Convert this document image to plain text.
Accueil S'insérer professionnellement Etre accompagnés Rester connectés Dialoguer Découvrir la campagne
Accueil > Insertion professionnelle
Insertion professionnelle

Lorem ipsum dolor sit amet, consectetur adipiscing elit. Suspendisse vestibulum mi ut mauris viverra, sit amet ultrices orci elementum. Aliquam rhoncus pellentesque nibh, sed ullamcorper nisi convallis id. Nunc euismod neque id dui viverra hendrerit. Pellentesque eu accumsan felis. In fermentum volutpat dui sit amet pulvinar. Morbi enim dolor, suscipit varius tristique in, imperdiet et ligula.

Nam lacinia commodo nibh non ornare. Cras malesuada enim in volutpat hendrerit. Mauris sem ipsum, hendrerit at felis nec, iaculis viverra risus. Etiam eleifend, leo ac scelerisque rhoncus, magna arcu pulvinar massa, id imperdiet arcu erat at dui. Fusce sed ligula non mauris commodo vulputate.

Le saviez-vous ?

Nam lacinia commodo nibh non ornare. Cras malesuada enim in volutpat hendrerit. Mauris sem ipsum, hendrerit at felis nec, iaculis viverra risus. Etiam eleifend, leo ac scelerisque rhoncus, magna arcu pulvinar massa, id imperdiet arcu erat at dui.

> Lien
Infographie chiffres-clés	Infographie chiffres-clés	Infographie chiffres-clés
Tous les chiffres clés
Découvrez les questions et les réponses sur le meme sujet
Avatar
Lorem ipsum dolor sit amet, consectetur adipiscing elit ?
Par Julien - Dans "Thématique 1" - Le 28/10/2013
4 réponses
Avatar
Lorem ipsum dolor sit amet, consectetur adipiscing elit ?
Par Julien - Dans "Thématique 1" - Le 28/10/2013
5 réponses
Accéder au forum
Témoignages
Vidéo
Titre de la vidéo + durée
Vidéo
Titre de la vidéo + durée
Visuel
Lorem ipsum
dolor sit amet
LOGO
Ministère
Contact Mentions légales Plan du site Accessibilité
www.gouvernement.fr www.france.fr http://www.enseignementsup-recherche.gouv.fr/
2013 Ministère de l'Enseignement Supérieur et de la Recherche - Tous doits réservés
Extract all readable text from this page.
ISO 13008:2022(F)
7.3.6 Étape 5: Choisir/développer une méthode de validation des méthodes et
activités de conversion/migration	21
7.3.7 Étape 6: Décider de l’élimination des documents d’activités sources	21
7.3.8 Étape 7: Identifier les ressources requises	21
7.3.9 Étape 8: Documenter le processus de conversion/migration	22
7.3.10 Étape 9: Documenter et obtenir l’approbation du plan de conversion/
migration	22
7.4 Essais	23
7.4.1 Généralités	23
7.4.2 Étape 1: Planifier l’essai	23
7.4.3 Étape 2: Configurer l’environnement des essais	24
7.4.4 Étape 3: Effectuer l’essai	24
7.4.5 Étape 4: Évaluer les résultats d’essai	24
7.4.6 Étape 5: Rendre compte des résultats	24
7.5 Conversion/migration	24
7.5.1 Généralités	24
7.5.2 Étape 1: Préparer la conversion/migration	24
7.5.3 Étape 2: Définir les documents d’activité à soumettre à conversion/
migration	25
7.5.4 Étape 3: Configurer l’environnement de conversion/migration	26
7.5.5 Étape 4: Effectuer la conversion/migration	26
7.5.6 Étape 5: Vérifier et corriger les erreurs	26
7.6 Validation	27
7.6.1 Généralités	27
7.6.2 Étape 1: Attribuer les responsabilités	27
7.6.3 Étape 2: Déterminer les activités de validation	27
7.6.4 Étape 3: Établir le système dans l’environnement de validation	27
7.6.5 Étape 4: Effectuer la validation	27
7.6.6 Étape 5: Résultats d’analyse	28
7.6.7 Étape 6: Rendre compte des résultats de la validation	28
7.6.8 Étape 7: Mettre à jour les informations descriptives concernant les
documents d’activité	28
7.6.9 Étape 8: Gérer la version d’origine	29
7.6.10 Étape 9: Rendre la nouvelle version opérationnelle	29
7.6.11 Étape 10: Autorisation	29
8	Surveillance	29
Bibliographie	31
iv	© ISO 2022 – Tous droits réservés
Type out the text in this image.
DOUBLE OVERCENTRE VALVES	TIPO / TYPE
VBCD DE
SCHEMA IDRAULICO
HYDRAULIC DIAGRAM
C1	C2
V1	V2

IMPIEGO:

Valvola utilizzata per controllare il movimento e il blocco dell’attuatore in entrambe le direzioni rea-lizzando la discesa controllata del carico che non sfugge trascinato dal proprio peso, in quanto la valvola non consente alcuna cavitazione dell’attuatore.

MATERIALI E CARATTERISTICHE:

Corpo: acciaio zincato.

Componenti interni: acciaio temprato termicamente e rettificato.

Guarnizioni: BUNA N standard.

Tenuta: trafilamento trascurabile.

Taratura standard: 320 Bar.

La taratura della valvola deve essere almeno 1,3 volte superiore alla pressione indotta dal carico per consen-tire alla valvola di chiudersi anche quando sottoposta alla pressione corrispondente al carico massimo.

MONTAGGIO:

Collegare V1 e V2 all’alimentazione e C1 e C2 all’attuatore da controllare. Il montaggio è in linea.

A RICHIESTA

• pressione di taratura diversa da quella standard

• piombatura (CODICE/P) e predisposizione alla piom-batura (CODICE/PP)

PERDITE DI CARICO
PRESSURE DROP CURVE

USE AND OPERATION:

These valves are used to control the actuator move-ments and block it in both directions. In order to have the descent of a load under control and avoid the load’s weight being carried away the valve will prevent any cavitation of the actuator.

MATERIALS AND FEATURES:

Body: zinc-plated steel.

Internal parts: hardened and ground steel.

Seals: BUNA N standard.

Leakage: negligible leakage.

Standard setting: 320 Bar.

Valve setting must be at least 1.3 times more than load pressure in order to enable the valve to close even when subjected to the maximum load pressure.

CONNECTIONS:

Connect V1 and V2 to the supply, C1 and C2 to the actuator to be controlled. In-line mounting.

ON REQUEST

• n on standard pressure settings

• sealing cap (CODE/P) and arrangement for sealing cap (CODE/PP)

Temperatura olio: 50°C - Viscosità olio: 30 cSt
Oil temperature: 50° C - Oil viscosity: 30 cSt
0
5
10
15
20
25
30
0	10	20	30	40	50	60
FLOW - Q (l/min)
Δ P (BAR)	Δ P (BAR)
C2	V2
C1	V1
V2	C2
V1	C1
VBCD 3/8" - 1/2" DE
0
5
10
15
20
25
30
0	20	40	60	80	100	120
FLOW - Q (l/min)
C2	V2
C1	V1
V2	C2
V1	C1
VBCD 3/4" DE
= = =
> [Task instructions]: Copy out the full set of records precisely, leaving nothing out.

> [Exercise response]:
Convert this document image to plain text.
Accueil S'insérer professionnellement Etre accompagnés Rester connectés Dialoguer Découvrir la campagne
Accueil > Insertion professionnelle
Insertion professionnelle

Lorem ipsum dolor sit amet, consectetur adipiscing elit. Suspendisse vestibulum mi ut mauris viverra, sit amet ultrices orci elementum. Aliquam rhoncus pellentesque nibh, sed ullamcorper nisi convallis id. Nunc euismod neque id dui viverra hendrerit. Pellentesque eu accumsan felis. In fermentum volutpat dui sit amet pulvinar. Morbi enim dolor, suscipit varius tristique in, imperdiet et ligula.

Nam lacinia commodo nibh non ornare. Cras malesuada enim in volutpat hendrerit. Mauris sem ipsum, hendrerit at felis nec, iaculis viverra risus. Etiam eleifend, leo ac scelerisque rhoncus, magna arcu pulvinar massa, id imperdiet arcu erat at dui. Fusce sed ligula non mauris commodo vulputate.

Le saviez-vous ?

Nam lacinia commodo nibh non ornare. Cras malesuada enim in volutpat hendrerit. Mauris sem ipsum, hendrerit at felis nec, iaculis viverra risus. Etiam eleifend, leo ac scelerisque rhoncus, magna arcu pulvinar massa, id imperdiet arcu erat at dui.

> Lien
Infographie chiffres-clés	Infographie chiffres-clés	Infographie chiffres-clés
Tous les chiffres clés
Découvrez les questions et les réponses sur le meme sujet
Avatar
Lorem ipsum dolor sit amet, consectetur adipiscing elit ?
Par Julien - Dans "Thématique 1" - Le 28/10/2013
4 réponses
Avatar
Lorem ipsum dolor sit amet, consectetur adipiscing elit ?
Par Julien - Dans "Thématique 1" - Le 28/10/2013
5 réponses
Accéder au forum
Témoignages
Vidéo
Titre de la vidéo + durée
Vidéo
Titre de la vidéo + durée
Visuel
Lorem ipsum
dolor sit amet
LOGO
Ministère
Contact Mentions légales Plan du site Accessibilité
www.gouvernement.fr www.france.fr http://www.enseignementsup-recherche.gouv.fr/
2013 Ministère de l'Enseignement Supérieur et de la Recherche - Tous doits réservés
Extract all readable text from this page.
ISO 13008:2022(F)
7.3.6 Étape 5: Choisir/développer une méthode de validation des méthodes et
activités de conversion/migration	21
7.3.7 Étape 6: Décider de l’élimination des documents d’activités sources	21
7.3.8 Étape 7: Identifier les ressources requises	21
7.3.9 Étape 8: Documenter le processus de conversion/migration	22
7.3.10 Étape 9: Documenter et obtenir l’approbation du plan de conversion/
migration	22
7.4 Essais	23
7.4.1 Généralités	23
7.4.2 Étape 1: Planifier l’essai	23
7.4.3 Étape 2: Configurer l’environnement des essais	24
7.4.4 Étape 3: Effectuer l’essai	24
7.4.5 Étape 4: Évaluer les résultats d’essai	24
7.4.6 Étape 5: Rendre compte des résultats	24
7.5 Conversion/migration	24
7.5.1 Généralités	24
7.5.2 Étape 1: Préparer la conversion/migration	24
7.5.3 Étape 2: Définir les documents d’activité à soumettre à conversion/
migration	25
7.5.4 Étape 3: Configurer l’environnement de conversion/migration	26
7.5.5 Étape 4: Effectuer la conversion/migration	26
7.5.6 Étape 5: Vérifier et corriger les erreurs	26
7.6 Validation	27
7.6.1 Généralités	27
7.6.2 Étape 1: Attribuer les responsabilités	27
7.6.3 Étape 2: Déterminer les activités de validation	27
7.6.4 Étape 3: Établir le système dans l’environnement de validation	27
7.6.5 Étape 4: Effectuer la validation	27
7.6.6 Étape 5: Résultats d’analyse	28
7.6.7 Étape 6: Rendre compte des résultats de la validation	28
7.6.8 Étape 7: Mettre à jour les informations descriptives concernant les
documents d’activité	28
7.6.9 Étape 8: Gérer la version d’origine	29
7.6.10 Étape 9: Rendre la nouvelle version opérationnelle	29
7.6.11 Étape 10: Autorisation	29
8	Surveillance	29
Bibliographie	31
iv	© ISO 2022 – Tous droits réservés
Type out the text in this image.
DOUBLE OVERCENTRE VALVES	TIPO / TYPE
VBCD DE
SCHEMA IDRAULICO
HYDRAULIC DIAGRAM
C1	C2
V1	V2

IMPIEGO:

Valvola utilizzata per controllare il movimento e il blocco dell’attuatore in entrambe le direzioni rea-lizzando la discesa controllata del carico che non sfugge trascinato dal proprio peso, in quanto la valvola non consente alcuna cavitazione dell’attuatore.

MATERIALI E CARATTERISTICHE:

Corpo: acciaio zincato.

Componenti interni: acciaio temprato termicamente e rettificato.

Guarnizioni: BUNA N standard.

Tenuta: trafilamento trascurabile.

Taratura standard: 320 Bar.

La taratura della valvola deve essere almeno 1,3 volte superiore alla pressione indotta dal carico per consen-tire alla valvola di chiudersi anche quando sottoposta alla pressione corrispondente al carico massimo.

MONTAGGIO:

Collegare V1 e V2 all’alimentazione e C1 e C2 all’attuatore da controllare. Il montaggio è in linea.

A RICHIESTA

• pressione di taratura diversa da quella standard

• piombatura (CODICE/P) e predisposizione alla piom-batura (CODICE/PP)

PERDITE DI CARICO
PRESSURE DROP CURVE

USE AND OPERATION:

These valves are used to control the actuator move-ments and block it in both directions. In order to have the descent of a load under control and avoid the load’s weight being carried away the valve will prevent any cavitation of the actuator.

MATERIALS AND FEATURES:

Body: zinc-plated steel.

Internal parts: hardened and ground steel.

Seals: BUNA N standard.

Leakage: negligible leakage.

Standard setting: 320 Bar.

Valve setting must be at least 1.3 times more than load pressure in order to enable the valve to close even when subjected to the maximum load pressure.

CONNECTIONS:

Connect V1 and V2 to the supply, C1 and C2 to the actuator to be controlled. In-line mounting.

ON REQUEST

• n on standard pressure settings

• sealing cap (CODE/P) and arrangement for sealing cap (CODE/PP)

Temperatura olio: 50°C - Viscosità olio: 30 cSt
Oil temperature: 50° C - Oil viscosity: 30 cSt
0
5
10
15
20
25
30
0	10	20	30	40	50	60
FLOW - Q (l/min)
Δ P (BAR)	Δ P (BAR)
C2	V2
C1	V1
V2	C2
V1	C1
VBCD 3/8" - 1/2" DE
0
5
10
15
20
25
30
0	20	40	60	80	100	120
FLOW - Q (l/min)
C2	V2
C1	V1
V2	C2
V1	C1
VBCD 3/4" DE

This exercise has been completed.